Show each line that has the string "Departure" in it.
start Records for processing
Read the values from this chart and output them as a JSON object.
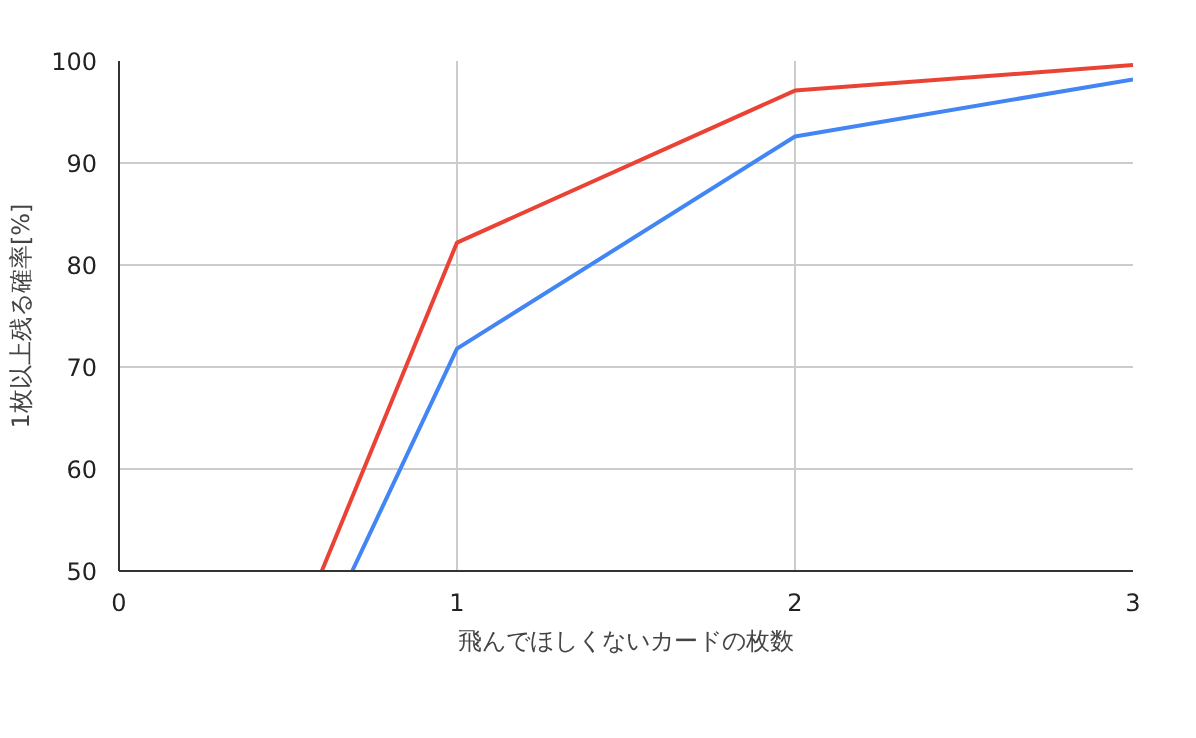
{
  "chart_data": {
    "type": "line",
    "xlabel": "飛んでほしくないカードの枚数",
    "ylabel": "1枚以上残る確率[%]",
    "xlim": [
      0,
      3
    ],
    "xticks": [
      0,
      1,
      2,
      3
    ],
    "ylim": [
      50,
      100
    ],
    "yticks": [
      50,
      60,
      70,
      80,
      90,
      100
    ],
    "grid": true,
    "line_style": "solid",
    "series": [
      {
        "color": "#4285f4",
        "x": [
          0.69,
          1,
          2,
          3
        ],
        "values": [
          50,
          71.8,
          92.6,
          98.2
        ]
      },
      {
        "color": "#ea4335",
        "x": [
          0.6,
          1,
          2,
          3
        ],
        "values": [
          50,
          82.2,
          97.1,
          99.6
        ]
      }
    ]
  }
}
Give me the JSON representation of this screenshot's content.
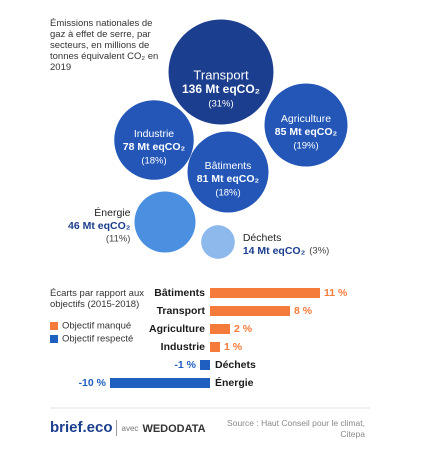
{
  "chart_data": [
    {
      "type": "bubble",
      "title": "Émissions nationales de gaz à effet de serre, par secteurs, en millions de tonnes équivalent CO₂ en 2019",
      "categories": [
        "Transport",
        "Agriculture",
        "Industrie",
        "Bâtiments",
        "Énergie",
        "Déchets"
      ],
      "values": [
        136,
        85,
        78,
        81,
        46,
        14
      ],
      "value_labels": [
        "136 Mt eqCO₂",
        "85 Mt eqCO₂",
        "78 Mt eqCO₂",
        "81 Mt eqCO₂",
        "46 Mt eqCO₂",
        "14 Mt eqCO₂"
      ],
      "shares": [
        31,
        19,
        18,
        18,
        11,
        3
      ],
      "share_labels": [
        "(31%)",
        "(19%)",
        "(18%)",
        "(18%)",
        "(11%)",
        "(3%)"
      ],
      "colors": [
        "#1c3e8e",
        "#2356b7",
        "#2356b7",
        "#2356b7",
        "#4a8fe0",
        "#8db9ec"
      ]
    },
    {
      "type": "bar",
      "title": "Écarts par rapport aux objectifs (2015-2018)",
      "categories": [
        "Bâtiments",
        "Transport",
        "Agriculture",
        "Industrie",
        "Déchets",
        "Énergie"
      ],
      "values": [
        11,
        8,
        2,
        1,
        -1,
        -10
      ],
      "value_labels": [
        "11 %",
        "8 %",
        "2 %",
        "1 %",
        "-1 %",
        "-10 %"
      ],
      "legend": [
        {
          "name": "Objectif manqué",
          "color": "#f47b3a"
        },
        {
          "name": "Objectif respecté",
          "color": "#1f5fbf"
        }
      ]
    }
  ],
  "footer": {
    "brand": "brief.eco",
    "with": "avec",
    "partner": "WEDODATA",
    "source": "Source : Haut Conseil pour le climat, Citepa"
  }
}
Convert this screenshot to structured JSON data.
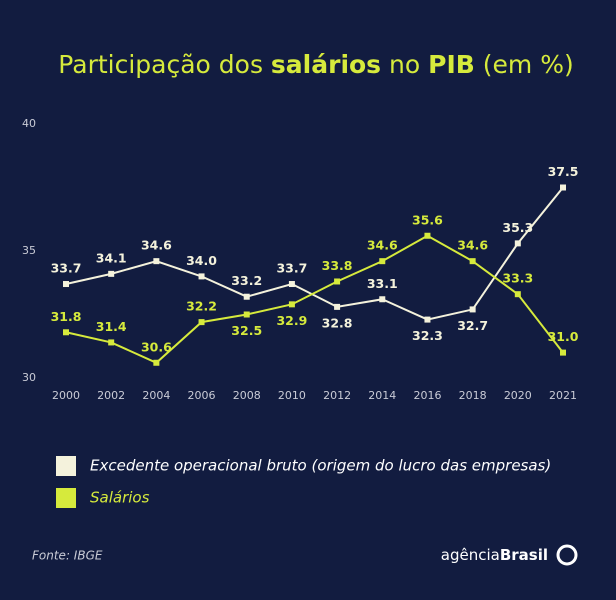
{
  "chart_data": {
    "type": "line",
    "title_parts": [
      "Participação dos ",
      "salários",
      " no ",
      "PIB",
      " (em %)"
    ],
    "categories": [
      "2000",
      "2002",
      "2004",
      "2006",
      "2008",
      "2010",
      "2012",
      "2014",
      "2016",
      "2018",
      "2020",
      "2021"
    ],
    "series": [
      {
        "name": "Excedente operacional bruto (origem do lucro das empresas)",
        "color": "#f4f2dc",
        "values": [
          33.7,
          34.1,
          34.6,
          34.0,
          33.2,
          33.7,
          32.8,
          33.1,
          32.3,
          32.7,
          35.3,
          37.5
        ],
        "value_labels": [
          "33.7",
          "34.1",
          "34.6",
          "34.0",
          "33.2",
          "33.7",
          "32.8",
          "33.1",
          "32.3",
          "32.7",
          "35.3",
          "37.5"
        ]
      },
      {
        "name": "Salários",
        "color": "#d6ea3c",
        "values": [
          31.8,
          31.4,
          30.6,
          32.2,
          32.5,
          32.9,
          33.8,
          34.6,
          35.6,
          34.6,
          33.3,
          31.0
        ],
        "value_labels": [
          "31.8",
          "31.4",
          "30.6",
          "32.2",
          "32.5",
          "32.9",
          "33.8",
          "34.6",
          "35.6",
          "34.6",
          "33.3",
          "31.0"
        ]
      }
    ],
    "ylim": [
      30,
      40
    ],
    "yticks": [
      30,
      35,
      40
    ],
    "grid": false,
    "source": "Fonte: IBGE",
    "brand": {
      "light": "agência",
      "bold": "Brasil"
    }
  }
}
end Records for processing
start Records for processing
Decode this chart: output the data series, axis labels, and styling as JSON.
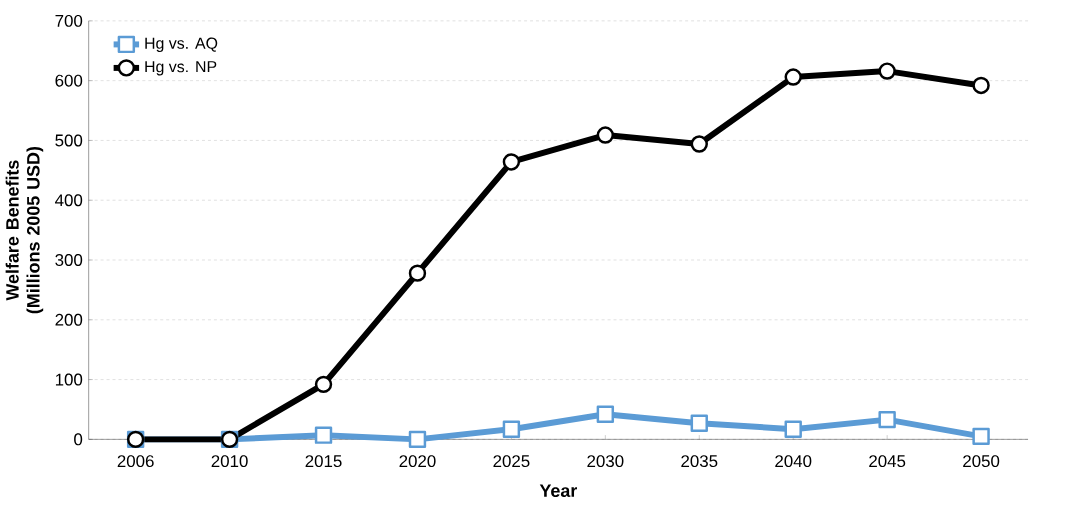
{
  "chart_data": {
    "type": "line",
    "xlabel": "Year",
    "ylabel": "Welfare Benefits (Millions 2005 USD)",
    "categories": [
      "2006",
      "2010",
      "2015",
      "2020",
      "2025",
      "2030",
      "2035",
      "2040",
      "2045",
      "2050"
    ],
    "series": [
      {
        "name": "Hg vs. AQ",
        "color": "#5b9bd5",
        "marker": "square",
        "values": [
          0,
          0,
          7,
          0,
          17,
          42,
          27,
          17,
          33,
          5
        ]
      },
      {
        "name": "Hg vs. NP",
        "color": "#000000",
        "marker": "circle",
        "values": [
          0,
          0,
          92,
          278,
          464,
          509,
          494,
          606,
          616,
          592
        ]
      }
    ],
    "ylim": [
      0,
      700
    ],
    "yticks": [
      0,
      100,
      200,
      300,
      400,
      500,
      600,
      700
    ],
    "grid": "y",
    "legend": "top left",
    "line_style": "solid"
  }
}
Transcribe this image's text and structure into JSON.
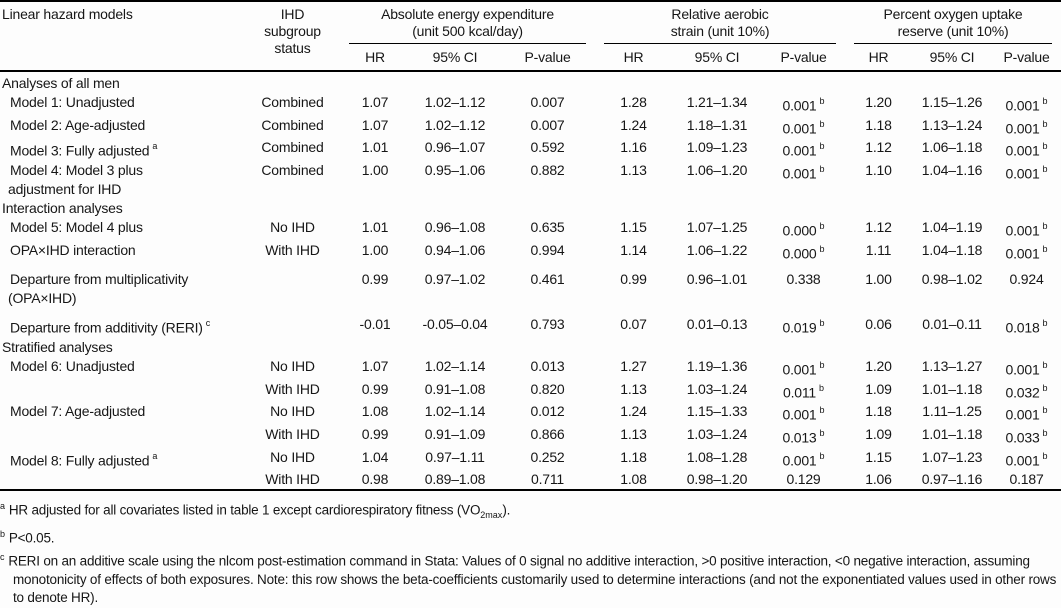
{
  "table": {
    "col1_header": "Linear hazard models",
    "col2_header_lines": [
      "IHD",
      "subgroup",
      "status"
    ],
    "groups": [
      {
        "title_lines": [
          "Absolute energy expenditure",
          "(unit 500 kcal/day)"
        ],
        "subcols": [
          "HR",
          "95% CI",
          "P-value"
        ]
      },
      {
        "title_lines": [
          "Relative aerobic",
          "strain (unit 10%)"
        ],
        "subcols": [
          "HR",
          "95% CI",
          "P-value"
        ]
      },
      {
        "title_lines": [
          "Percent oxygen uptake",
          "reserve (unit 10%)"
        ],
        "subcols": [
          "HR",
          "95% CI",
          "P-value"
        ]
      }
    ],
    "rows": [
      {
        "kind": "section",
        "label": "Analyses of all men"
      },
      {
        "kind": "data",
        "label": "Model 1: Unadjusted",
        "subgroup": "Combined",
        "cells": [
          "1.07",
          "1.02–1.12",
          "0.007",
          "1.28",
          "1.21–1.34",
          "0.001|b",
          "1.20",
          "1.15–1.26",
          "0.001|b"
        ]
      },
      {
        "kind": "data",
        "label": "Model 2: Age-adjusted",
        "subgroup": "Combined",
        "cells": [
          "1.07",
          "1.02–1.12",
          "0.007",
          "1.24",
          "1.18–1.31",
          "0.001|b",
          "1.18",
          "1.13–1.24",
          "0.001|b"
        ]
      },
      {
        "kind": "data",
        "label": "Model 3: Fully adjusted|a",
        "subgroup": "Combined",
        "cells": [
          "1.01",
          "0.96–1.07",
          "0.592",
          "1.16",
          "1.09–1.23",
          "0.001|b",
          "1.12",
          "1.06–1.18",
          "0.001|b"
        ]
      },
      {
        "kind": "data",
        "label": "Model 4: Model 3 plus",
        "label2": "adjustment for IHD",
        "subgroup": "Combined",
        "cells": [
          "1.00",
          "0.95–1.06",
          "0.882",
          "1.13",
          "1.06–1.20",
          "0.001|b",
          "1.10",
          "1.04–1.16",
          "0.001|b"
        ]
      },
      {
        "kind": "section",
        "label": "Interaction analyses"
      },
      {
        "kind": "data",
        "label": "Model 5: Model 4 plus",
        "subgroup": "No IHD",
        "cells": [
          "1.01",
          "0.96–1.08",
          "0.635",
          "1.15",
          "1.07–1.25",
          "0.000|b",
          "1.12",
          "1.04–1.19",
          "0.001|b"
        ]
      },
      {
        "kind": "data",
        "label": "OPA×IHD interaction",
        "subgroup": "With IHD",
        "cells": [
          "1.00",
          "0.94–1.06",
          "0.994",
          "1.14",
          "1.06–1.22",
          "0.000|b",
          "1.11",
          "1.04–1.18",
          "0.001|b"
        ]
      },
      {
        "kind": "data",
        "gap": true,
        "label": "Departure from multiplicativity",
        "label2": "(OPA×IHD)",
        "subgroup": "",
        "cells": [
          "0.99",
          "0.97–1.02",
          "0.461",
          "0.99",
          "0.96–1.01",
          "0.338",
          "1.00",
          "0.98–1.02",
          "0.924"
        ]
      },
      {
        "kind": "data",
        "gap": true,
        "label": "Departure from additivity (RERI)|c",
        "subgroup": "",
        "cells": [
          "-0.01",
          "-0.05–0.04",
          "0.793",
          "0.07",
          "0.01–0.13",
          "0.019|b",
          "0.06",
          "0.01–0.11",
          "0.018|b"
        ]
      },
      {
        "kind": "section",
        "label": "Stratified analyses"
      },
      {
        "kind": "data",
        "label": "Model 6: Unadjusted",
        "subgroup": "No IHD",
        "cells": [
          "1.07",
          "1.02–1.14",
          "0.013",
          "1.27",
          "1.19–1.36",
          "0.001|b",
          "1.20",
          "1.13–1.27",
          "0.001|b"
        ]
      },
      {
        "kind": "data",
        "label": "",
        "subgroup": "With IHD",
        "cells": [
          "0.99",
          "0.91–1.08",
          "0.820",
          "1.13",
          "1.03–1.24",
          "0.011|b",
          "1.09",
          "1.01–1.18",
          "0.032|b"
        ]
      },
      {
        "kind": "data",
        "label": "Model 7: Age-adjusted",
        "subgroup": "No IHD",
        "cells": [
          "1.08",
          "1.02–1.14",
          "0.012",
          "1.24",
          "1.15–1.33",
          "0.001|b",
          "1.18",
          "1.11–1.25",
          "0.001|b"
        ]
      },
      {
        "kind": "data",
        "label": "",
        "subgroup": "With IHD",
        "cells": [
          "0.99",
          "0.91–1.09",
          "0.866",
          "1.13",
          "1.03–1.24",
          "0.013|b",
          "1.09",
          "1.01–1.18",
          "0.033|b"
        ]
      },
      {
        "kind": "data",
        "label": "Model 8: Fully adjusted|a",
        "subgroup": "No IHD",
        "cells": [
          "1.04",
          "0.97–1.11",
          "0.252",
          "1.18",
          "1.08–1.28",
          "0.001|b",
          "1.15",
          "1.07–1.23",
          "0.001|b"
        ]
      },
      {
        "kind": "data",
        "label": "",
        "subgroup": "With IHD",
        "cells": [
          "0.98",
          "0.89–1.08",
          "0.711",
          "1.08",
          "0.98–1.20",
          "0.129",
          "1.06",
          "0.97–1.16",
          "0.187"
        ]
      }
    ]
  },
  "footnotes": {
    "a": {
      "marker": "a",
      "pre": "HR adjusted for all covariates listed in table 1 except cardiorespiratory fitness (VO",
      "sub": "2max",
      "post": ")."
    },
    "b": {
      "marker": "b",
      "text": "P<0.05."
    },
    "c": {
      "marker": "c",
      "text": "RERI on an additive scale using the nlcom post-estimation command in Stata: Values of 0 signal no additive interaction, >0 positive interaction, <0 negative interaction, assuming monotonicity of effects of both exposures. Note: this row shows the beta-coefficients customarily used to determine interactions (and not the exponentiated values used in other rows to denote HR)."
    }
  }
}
end Records for processing
### Response to the task:
        "label": "Departure from multiplicativity",
        "label": "Departure from additivity (RERI)|c",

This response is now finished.